[Data records]
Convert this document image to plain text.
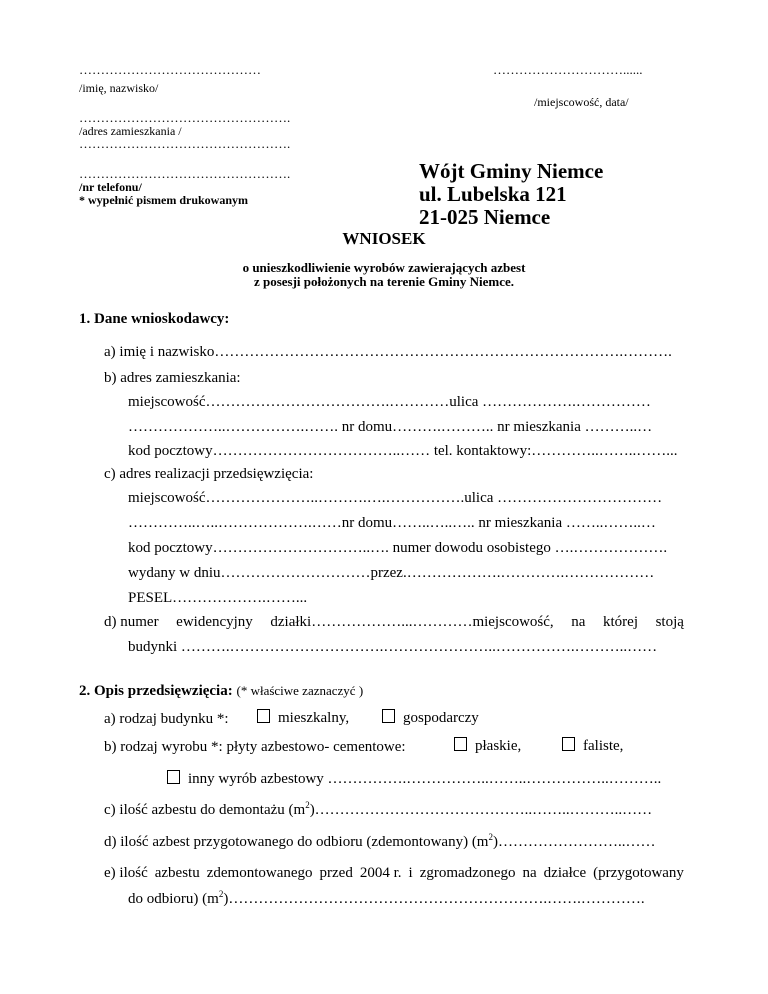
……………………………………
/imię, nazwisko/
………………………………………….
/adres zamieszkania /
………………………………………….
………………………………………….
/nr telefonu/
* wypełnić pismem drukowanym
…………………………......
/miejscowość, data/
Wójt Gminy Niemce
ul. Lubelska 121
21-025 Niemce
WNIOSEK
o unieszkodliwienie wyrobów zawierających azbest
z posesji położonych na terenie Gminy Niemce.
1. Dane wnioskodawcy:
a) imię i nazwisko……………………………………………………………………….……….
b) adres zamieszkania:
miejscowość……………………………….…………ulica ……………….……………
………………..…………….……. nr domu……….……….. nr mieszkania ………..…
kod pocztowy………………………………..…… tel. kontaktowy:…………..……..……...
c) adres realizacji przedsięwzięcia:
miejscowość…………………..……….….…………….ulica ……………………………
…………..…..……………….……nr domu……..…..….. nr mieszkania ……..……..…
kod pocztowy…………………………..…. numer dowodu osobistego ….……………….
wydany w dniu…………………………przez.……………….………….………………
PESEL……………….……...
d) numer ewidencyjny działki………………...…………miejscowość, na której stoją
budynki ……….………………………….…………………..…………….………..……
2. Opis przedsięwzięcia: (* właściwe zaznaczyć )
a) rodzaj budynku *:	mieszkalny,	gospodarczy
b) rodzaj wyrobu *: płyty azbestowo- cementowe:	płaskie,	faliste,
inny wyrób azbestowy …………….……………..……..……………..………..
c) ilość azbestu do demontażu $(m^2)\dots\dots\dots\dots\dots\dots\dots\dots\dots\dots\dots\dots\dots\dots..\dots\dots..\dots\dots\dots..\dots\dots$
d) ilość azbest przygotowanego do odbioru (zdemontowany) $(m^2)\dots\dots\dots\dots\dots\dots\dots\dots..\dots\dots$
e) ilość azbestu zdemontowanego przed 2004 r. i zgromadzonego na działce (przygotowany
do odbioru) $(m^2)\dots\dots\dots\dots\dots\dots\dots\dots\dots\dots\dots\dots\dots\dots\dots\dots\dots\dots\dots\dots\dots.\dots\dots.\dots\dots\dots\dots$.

--

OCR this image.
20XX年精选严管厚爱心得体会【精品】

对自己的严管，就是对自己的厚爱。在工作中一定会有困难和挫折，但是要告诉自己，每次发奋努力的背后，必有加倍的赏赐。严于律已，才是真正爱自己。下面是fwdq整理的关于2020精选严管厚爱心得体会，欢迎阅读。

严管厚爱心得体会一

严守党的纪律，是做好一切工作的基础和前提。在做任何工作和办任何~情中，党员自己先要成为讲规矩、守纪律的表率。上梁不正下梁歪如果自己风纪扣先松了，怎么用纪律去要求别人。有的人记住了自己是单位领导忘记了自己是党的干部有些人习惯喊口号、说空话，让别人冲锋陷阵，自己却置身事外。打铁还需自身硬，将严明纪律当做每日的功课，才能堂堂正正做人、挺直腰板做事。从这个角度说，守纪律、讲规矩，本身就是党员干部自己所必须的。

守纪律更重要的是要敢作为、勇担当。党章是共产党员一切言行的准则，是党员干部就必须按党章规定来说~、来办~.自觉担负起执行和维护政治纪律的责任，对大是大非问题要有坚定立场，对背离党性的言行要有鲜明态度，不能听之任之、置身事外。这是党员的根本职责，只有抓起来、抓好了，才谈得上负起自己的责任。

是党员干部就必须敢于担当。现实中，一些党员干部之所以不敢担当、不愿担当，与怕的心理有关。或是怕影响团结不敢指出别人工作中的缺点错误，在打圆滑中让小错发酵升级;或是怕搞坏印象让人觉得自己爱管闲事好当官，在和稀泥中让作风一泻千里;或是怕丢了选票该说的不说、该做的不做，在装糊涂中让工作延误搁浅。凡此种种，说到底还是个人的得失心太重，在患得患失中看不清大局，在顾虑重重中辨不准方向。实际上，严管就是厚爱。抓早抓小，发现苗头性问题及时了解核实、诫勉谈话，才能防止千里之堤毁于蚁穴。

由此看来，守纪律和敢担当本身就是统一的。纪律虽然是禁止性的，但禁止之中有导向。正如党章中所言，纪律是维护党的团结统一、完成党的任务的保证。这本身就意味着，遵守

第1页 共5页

### WHAT NEEDS TO BE DONE
Looking at the listing above, how many of its lines contain the string "this"? Give the number alone.

### EXERCISE ANSWER
2